--- Stated task ---
Set down each entry exactly as given; pictures should not appear in the copy.
═════ Records for processing ═════
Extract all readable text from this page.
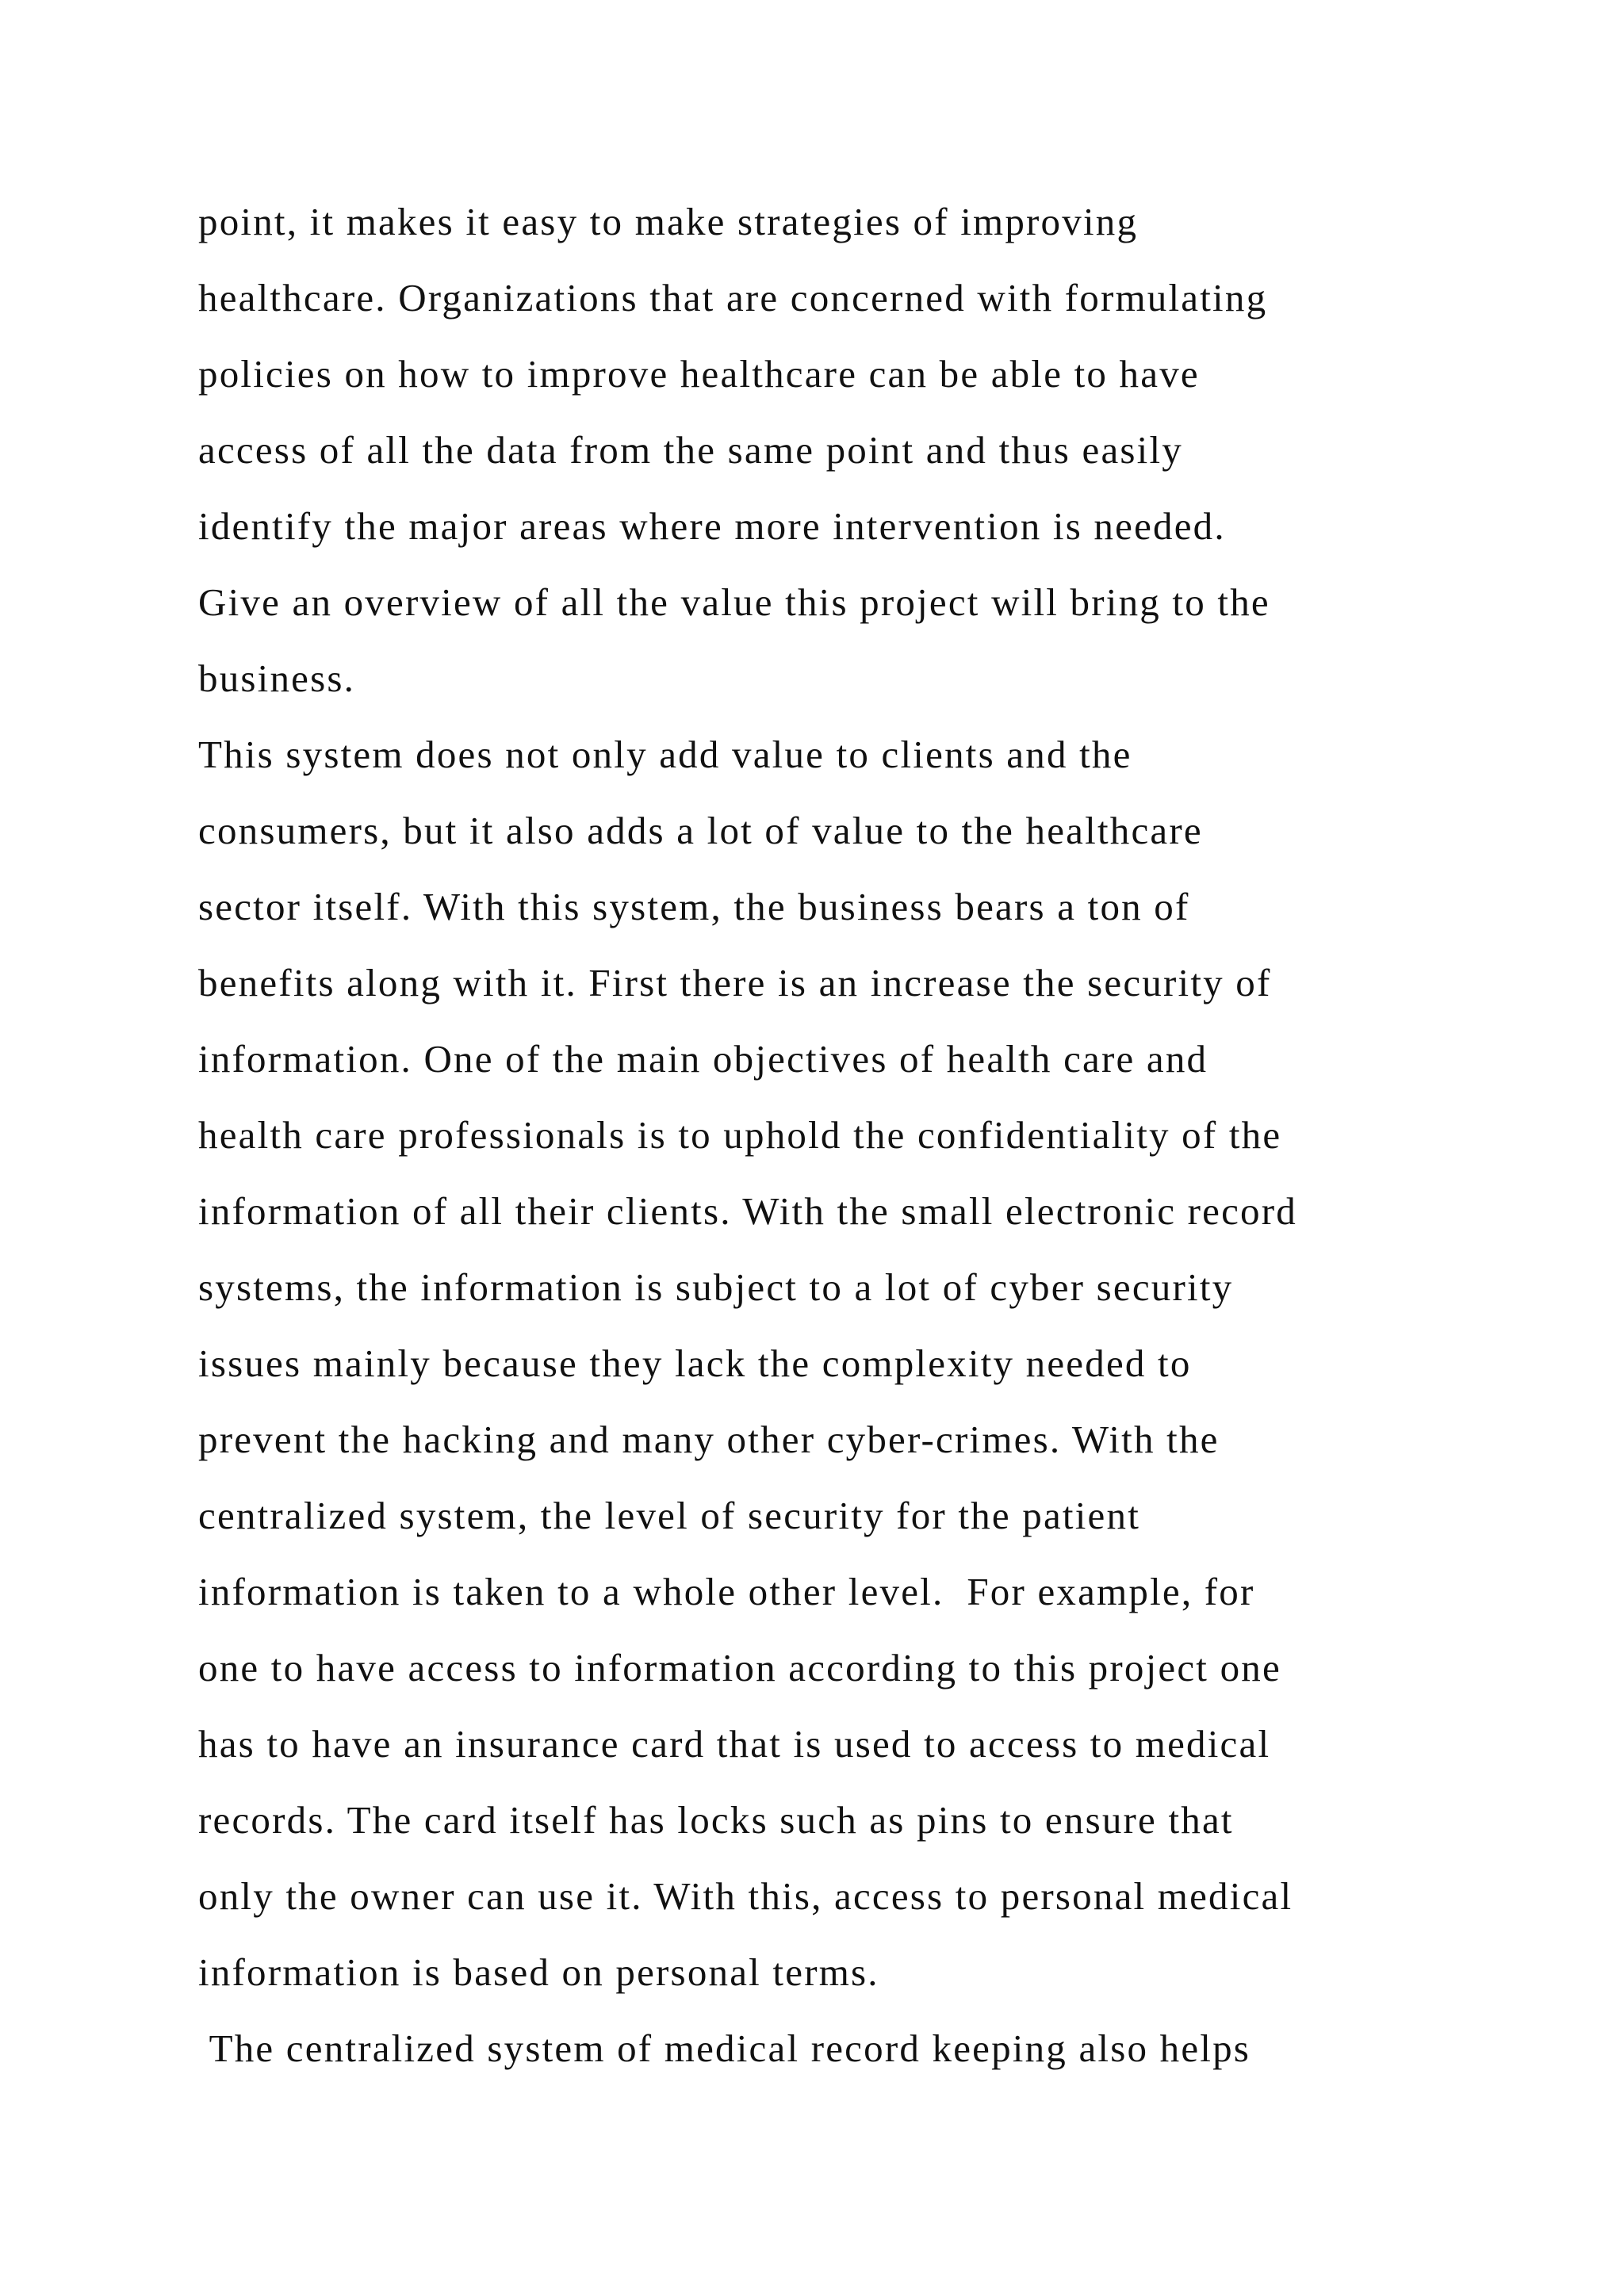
point, it makes it easy to make strategies of improving
healthcare. Organizations that are concerned with formulating
policies on how to improve healthcare can be able to have
access of all the data from the same point and thus easily
identify the major areas where more intervention is needed.
Give an overview of all the value this project will bring to the
business.
This system does not only add value to clients and the
consumers, but it also adds a lot of value to the healthcare
sector itself. With this system, the business bears a ton of
benefits along with it. First there is an increase the security of
information. One of the main objectives of health care and
health care professionals is to uphold the confidentiality of the
information of all their clients. With the small electronic record
systems, the information is subject to a lot of cyber security
issues mainly because they lack the complexity needed to
prevent the hacking and many other cyber-crimes. With the
centralized system, the level of security for the patient
information is taken to a whole other level.  For example, for
one to have access to information according to this project one
has to have an insurance card that is used to access to medical
records. The card itself has locks such as pins to ensure that
only the owner can use it. With this, access to personal medical
information is based on personal terms.
The centralized system of medical record keeping also helps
═════
--- Full solution ---
Extract all readable text from this page.
point, it makes it easy to make strategies of improving
healthcare. Organizations that are concerned with formulating
policies on how to improve healthcare can be able to have
access of all the data from the same point and thus easily
identify the major areas where more intervention is needed.
Give an overview of all the value this project will bring to the
business.
This system does not only add value to clients and the
consumers, but it also adds a lot of value to the healthcare
sector itself. With this system, the business bears a ton of
benefits along with it. First there is an increase the security of
information. One of the main objectives of health care and
health care professionals is to uphold the confidentiality of the
information of all their clients. With the small electronic record
systems, the information is subject to a lot of cyber security
issues mainly because they lack the complexity needed to
prevent the hacking and many other cyber-crimes. With the
centralized system, the level of security for the patient
information is taken to a whole other level.  For example, for
one to have access to information according to this project one
has to have an insurance card that is used to access to medical
records. The card itself has locks such as pins to ensure that
only the owner can use it. With this, access to personal medical
information is based on personal terms.
The centralized system of medical record keeping also helps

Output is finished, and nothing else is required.